╭──

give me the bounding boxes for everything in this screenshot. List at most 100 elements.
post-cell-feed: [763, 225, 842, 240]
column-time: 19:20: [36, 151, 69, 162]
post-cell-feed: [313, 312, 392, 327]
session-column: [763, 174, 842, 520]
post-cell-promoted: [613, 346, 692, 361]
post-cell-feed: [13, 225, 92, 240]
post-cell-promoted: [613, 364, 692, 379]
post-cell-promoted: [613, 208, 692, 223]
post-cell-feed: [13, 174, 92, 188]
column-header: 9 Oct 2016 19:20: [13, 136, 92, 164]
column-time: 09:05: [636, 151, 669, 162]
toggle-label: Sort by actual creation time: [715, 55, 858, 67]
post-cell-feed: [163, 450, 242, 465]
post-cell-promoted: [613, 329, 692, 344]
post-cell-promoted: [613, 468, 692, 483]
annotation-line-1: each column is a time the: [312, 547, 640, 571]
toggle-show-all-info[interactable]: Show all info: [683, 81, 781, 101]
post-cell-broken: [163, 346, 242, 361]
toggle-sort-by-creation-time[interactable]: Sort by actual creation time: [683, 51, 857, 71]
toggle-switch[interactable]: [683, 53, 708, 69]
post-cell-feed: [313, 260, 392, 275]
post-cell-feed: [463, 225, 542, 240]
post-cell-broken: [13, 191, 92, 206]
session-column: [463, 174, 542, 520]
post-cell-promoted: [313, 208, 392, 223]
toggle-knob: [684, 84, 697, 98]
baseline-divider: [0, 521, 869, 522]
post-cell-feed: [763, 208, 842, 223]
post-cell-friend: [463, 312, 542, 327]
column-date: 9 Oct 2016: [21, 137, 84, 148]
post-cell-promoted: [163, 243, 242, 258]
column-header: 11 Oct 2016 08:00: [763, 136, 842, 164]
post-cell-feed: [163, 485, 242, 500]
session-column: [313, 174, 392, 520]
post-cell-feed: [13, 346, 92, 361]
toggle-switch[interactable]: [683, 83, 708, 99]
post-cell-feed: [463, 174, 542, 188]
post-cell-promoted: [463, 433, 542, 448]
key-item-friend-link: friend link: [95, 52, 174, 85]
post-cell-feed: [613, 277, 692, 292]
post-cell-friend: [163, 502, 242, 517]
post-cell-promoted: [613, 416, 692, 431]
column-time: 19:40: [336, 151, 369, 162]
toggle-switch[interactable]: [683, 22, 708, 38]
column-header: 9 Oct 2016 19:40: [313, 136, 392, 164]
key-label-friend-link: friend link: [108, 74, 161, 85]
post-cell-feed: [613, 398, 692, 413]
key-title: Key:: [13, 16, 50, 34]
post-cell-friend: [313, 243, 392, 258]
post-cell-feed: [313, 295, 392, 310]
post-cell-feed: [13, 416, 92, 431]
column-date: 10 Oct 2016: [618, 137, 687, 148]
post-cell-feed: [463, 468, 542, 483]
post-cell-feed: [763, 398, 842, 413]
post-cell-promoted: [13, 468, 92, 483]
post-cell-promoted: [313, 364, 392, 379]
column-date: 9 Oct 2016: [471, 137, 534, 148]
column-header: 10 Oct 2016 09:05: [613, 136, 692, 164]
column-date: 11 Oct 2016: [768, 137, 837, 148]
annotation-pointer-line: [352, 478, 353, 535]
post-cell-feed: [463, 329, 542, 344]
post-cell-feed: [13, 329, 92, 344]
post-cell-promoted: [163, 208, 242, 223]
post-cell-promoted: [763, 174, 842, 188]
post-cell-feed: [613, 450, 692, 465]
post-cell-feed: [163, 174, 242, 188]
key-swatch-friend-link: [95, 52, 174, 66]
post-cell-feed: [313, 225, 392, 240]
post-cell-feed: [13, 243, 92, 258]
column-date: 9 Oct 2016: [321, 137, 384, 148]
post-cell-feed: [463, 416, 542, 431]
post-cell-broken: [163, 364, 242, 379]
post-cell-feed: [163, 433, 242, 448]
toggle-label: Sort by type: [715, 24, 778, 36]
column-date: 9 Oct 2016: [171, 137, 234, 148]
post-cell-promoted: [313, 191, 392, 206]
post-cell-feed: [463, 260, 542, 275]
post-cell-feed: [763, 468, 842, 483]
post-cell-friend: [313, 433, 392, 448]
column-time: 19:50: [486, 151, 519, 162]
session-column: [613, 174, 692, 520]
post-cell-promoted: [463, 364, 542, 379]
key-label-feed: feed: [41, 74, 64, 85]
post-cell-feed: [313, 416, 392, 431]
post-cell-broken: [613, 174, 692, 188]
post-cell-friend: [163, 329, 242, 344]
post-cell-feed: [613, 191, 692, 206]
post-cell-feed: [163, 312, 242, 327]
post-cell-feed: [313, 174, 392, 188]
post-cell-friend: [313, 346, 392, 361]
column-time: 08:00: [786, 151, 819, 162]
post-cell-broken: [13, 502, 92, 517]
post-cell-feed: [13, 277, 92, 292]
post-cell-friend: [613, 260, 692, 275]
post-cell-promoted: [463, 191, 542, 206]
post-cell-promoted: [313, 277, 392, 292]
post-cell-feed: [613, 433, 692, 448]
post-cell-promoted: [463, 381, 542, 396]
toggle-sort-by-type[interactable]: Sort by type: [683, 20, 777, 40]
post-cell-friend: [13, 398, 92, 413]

╰──

Given task: Rewrite all of the lines above with every "post-cell-promoted" changed to "post-cell-sponsored", leaving everything else as it is.

Task answer:
give me the bounding boxes for everything in this screenshot. List at most 100 elements.
post-cell-feed: [763, 225, 842, 240]
column-time: 19:20: [36, 151, 69, 162]
post-cell-feed: [313, 312, 392, 327]
session-column: [763, 174, 842, 520]
post-cell-sponsored: [613, 346, 692, 361]
post-cell-feed: [13, 225, 92, 240]
post-cell-sponsored: [613, 364, 692, 379]
post-cell-sponsored: [613, 208, 692, 223]
post-cell-feed: [13, 174, 92, 188]
column-header: 9 Oct 2016 19:20: [13, 136, 92, 164]
column-time: 09:05: [636, 151, 669, 162]
toggle-label: Sort by actual creation time: [715, 55, 858, 67]
post-cell-feed: [163, 450, 242, 465]
post-cell-sponsored: [613, 329, 692, 344]
post-cell-sponsored: [613, 468, 692, 483]
annotation-line-1: each column is a time the: [312, 547, 640, 571]
toggle-show-all-info[interactable]: Show all info: [683, 81, 781, 101]
post-cell-broken: [163, 346, 242, 361]
toggle-sort-by-creation-time[interactable]: Sort by actual creation time: [683, 51, 857, 71]
toggle-switch[interactable]: [683, 53, 708, 69]
post-cell-feed: [313, 260, 392, 275]
post-cell-feed: [463, 225, 542, 240]
post-cell-broken: [13, 191, 92, 206]
session-column: [463, 174, 542, 520]
post-cell-sponsored: [313, 208, 392, 223]
toggle-knob: [684, 84, 697, 98]
baseline-divider: [0, 521, 869, 522]
post-cell-feed: [763, 208, 842, 223]
post-cell-friend: [463, 312, 542, 327]
column-date: 9 Oct 2016: [21, 137, 84, 148]
post-cell-sponsored: [163, 243, 242, 258]
column-header: 11 Oct 2016 08:00: [763, 136, 842, 164]
post-cell-feed: [163, 485, 242, 500]
session-column: [313, 174, 392, 520]
post-cell-feed: [13, 346, 92, 361]
toggle-switch[interactable]: [683, 83, 708, 99]
post-cell-feed: [463, 174, 542, 188]
post-cell-sponsored: [463, 433, 542, 448]
key-item-friend-link: friend link: [95, 52, 174, 85]
post-cell-feed: [613, 277, 692, 292]
post-cell-friend: [163, 502, 242, 517]
post-cell-sponsored: [613, 416, 692, 431]
column-time: 19:40: [336, 151, 369, 162]
toggle-switch[interactable]: [683, 22, 708, 38]
column-header: 9 Oct 2016 19:40: [313, 136, 392, 164]
key-label-friend-link: friend link: [108, 74, 161, 85]
post-cell-feed: [613, 398, 692, 413]
key-title: Key:: [13, 16, 50, 34]
post-cell-friend: [313, 243, 392, 258]
post-cell-feed: [313, 295, 392, 310]
post-cell-feed: [13, 416, 92, 431]
column-date: 10 Oct 2016: [618, 137, 687, 148]
post-cell-feed: [463, 468, 542, 483]
post-cell-feed: [763, 398, 842, 413]
post-cell-sponsored: [13, 468, 92, 483]
post-cell-sponsored: [313, 364, 392, 379]
column-date: 9 Oct 2016: [471, 137, 534, 148]
column-header: 10 Oct 2016 09:05: [613, 136, 692, 164]
column-date: 11 Oct 2016: [768, 137, 837, 148]
annotation-pointer-line: [352, 478, 353, 535]
post-cell-feed: [463, 329, 542, 344]
post-cell-feed: [13, 329, 92, 344]
post-cell-sponsored: [163, 208, 242, 223]
post-cell-sponsored: [763, 174, 842, 188]
post-cell-feed: [613, 450, 692, 465]
post-cell-feed: [163, 174, 242, 188]
key-swatch-friend-link: [95, 52, 174, 66]
post-cell-feed: [313, 225, 392, 240]
post-cell-feed: [13, 243, 92, 258]
column-date: 9 Oct 2016: [321, 137, 384, 148]
post-cell-feed: [463, 416, 542, 431]
post-cell-broken: [163, 364, 242, 379]
post-cell-feed: [163, 433, 242, 448]
toggle-label: Sort by type: [715, 24, 778, 36]
column-date: 9 Oct 2016: [171, 137, 234, 148]
post-cell-sponsored: [313, 191, 392, 206]
post-cell-feed: [463, 260, 542, 275]
post-cell-feed: [763, 468, 842, 483]
post-cell-friend: [313, 433, 392, 448]
column-time: 19:50: [486, 151, 519, 162]
session-column: [613, 174, 692, 520]
post-cell-sponsored: [463, 364, 542, 379]
key-label-feed: feed: [41, 74, 64, 85]
post-cell-feed: [313, 416, 392, 431]
post-cell-broken: [613, 174, 692, 188]
post-cell-friend: [163, 329, 242, 344]
post-cell-feed: [613, 191, 692, 206]
post-cell-feed: [163, 312, 242, 327]
post-cell-feed: [313, 174, 392, 188]
post-cell-friend: [313, 346, 392, 361]
column-time: 08:00: [786, 151, 819, 162]
post-cell-broken: [13, 502, 92, 517]
post-cell-feed: [13, 277, 92, 292]
post-cell-friend: [613, 260, 692, 275]
post-cell-sponsored: [463, 191, 542, 206]
post-cell-sponsored: [313, 277, 392, 292]
post-cell-feed: [613, 433, 692, 448]
post-cell-sponsored: [463, 381, 542, 396]
toggle-sort-by-type[interactable]: Sort by type: [683, 20, 777, 40]
post-cell-friend: [13, 398, 92, 413]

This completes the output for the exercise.